● WHAT TO WORK ON: In full and without alteration, give the listing again.

+++ EXTRACTED MATERIAL

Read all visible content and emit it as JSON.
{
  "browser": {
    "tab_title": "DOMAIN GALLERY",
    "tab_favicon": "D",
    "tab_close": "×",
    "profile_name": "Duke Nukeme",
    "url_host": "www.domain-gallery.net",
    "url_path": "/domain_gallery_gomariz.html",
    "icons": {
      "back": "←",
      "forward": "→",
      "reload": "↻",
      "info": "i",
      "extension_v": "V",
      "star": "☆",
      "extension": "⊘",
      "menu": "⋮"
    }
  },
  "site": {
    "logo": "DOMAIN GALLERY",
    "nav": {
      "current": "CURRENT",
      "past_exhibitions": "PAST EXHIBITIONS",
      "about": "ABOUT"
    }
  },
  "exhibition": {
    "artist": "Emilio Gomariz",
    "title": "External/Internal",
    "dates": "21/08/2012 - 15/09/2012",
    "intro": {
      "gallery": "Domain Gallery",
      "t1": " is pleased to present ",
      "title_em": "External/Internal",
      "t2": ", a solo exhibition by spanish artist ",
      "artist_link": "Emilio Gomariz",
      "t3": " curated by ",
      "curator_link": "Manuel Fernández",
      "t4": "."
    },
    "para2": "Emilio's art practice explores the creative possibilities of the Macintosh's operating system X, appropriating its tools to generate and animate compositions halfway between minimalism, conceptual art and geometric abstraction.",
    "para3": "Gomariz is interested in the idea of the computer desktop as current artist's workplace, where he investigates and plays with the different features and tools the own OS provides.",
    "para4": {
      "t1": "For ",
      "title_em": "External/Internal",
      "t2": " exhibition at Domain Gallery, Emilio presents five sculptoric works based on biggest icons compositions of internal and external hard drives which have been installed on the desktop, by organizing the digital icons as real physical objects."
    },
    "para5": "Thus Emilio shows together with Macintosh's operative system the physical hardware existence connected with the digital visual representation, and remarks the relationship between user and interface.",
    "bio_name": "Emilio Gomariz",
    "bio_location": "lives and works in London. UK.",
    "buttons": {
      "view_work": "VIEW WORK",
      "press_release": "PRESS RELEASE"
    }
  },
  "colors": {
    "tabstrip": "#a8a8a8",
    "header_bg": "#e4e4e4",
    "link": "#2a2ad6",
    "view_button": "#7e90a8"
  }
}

++++++

● EXERCISE RESPONSE:
Read all visible content and emit it as JSON.
{
  "browser": {
    "tab_title": "DOMAIN GALLERY",
    "tab_favicon": "D",
    "tab_close": "×",
    "profile_name": "Duke Nukeme",
    "url_host": "www.domain-gallery.net",
    "url_path": "/domain_gallery_gomariz.html",
    "icons": {
      "back": "←",
      "forward": "→",
      "reload": "↻",
      "info": "i",
      "extension_v": "V",
      "star": "☆",
      "extension": "⊘",
      "menu": "⋮"
    }
  },
  "site": {
    "logo": "DOMAIN GALLERY",
    "nav": {
      "current": "CURRENT",
      "past_exhibitions": "PAST EXHIBITIONS",
      "about": "ABOUT"
    }
  },
  "exhibition": {
    "artist": "Emilio Gomariz",
    "title": "External/Internal",
    "dates": "21/08/2012 - 15/09/2012",
    "intro": {
      "gallery": "Domain Gallery",
      "t1": " is pleased to present ",
      "title_em": "External/Internal",
      "t2": ", a solo exhibition by spanish artist ",
      "artist_link": "Emilio Gomariz",
      "t3": " curated by ",
      "curator_link": "Manuel Fernández",
      "t4": "."
    },
    "para2": "Emilio's art practice explores the creative possibilities of the Macintosh's operating system X, appropriating its tools to generate and animate compositions halfway between minimalism, conceptual art and geometric abstraction.",
    "para3": "Gomariz is interested in the idea of the computer desktop as current artist's workplace, where he investigates and plays with the different features and tools the own OS provides.",
    "para4": {
      "t1": "For ",
      "title_em": "External/Internal",
      "t2": " exhibition at Domain Gallery, Emilio presents five sculptoric works based on biggest icons compositions of internal and external hard drives which have been installed on the desktop, by organizing the digital icons as real physical objects."
    },
    "para5": "Thus Emilio shows together with Macintosh's operative system the physical hardware existence connected with the digital visual representation, and remarks the relationship between user and interface.",
    "bio_name": "Emilio Gomariz",
    "bio_location": "lives and works in London. UK.",
    "buttons": {
      "view_work": "VIEW WORK",
      "press_release": "PRESS RELEASE"
    }
  },
  "colors": {
    "tabstrip": "#a8a8a8",
    "header_bg": "#e4e4e4",
    "link": "#2a2ad6",
    "view_button": "#7e90a8"
  }
}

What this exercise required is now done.